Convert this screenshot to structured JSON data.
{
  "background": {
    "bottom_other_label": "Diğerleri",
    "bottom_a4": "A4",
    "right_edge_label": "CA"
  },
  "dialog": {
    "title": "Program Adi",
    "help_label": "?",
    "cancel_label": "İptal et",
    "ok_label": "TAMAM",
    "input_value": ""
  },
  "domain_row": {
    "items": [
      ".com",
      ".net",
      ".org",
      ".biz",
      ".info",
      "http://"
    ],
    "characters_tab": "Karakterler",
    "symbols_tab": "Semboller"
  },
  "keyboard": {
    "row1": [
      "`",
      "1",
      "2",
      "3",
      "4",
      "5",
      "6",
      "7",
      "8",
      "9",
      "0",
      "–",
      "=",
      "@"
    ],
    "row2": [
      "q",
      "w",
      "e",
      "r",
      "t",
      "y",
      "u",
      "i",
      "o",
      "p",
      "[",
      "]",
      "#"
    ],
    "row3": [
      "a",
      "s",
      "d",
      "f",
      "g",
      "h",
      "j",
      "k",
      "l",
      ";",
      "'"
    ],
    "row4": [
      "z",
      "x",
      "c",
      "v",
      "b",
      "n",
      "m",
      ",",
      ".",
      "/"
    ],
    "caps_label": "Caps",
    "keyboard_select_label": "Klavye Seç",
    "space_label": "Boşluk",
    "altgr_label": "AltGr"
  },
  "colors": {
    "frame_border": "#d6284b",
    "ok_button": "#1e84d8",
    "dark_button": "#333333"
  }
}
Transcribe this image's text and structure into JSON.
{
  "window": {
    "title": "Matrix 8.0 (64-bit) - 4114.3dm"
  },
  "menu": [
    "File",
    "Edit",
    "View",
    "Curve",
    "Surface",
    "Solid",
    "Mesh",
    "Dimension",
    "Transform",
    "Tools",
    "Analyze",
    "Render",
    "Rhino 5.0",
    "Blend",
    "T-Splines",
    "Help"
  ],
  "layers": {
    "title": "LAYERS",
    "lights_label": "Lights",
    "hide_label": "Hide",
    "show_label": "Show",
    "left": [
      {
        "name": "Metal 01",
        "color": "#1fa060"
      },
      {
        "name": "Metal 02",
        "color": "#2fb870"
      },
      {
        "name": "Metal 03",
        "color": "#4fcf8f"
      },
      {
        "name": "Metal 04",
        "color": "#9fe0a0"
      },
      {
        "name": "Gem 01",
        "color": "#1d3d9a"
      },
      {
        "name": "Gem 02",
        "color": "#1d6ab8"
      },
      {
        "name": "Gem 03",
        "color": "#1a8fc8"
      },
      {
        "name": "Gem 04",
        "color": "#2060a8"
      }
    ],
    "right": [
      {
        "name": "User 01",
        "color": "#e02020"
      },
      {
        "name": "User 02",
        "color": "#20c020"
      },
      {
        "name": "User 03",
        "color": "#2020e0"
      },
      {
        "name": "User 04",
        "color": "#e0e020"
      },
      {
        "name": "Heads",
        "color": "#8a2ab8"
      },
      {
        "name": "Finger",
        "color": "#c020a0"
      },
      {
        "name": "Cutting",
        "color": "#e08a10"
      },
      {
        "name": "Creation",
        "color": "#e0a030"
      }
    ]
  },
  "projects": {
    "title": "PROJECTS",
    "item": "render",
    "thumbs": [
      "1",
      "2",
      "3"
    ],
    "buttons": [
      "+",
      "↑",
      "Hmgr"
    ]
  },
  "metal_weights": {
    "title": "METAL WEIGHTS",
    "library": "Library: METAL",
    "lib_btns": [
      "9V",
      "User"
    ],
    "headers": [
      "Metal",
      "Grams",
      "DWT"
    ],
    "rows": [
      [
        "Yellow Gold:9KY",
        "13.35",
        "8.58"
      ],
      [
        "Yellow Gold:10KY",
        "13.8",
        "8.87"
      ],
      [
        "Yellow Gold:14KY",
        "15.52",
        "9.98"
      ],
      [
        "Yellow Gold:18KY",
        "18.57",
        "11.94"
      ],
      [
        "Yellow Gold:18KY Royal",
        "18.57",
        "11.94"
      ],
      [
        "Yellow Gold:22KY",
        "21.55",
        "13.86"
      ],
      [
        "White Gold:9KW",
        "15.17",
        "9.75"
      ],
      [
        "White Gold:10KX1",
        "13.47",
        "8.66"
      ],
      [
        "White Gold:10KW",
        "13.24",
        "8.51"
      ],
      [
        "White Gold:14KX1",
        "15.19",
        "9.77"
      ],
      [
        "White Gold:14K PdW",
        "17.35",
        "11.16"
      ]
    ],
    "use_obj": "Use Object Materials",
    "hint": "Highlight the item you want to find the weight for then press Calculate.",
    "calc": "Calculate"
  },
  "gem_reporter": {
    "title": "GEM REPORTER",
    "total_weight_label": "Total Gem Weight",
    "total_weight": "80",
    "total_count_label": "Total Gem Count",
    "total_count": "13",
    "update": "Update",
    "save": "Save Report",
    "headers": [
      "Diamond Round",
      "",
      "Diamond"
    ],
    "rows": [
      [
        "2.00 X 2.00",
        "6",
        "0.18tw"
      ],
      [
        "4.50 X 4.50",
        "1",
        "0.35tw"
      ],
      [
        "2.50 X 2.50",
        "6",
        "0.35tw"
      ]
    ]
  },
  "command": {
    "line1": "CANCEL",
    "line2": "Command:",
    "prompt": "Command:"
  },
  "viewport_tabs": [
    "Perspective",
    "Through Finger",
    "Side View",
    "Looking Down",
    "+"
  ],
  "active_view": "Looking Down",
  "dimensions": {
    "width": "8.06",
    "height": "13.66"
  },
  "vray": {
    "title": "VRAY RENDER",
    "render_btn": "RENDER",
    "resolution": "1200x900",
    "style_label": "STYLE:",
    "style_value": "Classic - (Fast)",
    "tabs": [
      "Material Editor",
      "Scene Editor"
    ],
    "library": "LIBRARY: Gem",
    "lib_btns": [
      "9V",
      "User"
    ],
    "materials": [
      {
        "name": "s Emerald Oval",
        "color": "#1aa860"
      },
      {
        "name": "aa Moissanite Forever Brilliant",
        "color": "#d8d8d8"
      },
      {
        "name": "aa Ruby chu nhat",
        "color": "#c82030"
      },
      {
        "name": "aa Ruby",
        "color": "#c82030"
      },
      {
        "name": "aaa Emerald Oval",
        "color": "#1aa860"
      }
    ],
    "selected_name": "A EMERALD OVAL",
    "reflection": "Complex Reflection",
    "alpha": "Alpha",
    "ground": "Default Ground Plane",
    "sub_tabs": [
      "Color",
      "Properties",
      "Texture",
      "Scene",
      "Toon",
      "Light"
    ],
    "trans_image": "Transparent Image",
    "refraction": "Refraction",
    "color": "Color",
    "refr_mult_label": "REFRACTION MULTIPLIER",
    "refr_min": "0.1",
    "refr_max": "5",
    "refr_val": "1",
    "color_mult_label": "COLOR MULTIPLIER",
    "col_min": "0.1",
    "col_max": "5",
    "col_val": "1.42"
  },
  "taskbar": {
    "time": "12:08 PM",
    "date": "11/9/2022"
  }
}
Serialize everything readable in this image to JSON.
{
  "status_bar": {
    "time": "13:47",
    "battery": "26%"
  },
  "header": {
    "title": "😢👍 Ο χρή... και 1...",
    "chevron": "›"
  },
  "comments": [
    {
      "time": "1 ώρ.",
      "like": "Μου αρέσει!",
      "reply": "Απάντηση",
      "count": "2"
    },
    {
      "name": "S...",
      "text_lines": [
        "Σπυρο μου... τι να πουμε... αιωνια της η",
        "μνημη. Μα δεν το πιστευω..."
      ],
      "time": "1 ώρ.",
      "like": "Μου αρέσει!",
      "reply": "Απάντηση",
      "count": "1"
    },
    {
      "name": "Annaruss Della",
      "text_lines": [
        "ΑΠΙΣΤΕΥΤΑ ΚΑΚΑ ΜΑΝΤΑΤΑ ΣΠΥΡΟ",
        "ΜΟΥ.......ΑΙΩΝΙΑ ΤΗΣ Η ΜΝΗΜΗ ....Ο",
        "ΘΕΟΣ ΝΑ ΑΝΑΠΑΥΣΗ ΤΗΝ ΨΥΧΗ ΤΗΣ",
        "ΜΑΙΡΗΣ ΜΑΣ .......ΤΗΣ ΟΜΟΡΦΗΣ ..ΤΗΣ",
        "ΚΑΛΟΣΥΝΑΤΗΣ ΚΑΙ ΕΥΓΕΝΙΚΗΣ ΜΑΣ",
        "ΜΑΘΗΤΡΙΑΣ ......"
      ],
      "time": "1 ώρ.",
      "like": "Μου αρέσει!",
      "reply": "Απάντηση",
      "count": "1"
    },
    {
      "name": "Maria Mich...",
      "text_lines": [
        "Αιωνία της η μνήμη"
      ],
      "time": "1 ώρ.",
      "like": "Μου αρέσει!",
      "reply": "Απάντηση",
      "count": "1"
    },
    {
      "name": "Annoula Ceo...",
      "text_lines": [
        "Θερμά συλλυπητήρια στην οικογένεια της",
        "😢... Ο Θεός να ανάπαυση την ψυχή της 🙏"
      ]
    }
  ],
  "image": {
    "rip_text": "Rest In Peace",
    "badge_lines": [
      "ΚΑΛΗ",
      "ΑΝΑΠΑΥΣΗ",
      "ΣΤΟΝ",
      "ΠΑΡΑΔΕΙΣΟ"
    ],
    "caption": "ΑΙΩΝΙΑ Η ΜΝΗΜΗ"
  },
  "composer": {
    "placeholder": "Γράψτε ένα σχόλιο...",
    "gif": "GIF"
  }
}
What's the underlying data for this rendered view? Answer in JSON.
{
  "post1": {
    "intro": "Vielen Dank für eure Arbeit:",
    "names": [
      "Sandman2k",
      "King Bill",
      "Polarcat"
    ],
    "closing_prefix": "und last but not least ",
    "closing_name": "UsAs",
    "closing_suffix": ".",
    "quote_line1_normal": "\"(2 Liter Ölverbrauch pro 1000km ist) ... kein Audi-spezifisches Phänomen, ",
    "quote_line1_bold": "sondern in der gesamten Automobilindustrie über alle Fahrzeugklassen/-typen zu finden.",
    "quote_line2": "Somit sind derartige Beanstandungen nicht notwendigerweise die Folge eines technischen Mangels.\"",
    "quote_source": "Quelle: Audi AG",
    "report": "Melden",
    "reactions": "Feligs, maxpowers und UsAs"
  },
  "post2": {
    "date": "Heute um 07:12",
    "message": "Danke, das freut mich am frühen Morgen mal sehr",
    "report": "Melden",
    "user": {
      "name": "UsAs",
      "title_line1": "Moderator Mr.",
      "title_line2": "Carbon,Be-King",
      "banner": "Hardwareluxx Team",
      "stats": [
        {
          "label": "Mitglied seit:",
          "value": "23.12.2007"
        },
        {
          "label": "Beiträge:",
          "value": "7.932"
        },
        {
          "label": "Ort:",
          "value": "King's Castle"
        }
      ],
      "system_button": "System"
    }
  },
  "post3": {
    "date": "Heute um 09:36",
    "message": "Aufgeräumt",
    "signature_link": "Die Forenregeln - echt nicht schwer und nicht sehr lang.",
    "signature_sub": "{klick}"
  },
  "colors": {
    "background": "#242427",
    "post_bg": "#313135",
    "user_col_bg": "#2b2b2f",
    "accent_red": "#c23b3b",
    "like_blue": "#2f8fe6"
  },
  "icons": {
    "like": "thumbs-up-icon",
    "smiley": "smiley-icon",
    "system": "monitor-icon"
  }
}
━━━━
## Your goal
Where does the word "Calculate" appear? Return each line that holds it.

## Reply
    "hint": "Highlight the item you want to find the weight for then press Calculate.",
    "calc": "Calculate"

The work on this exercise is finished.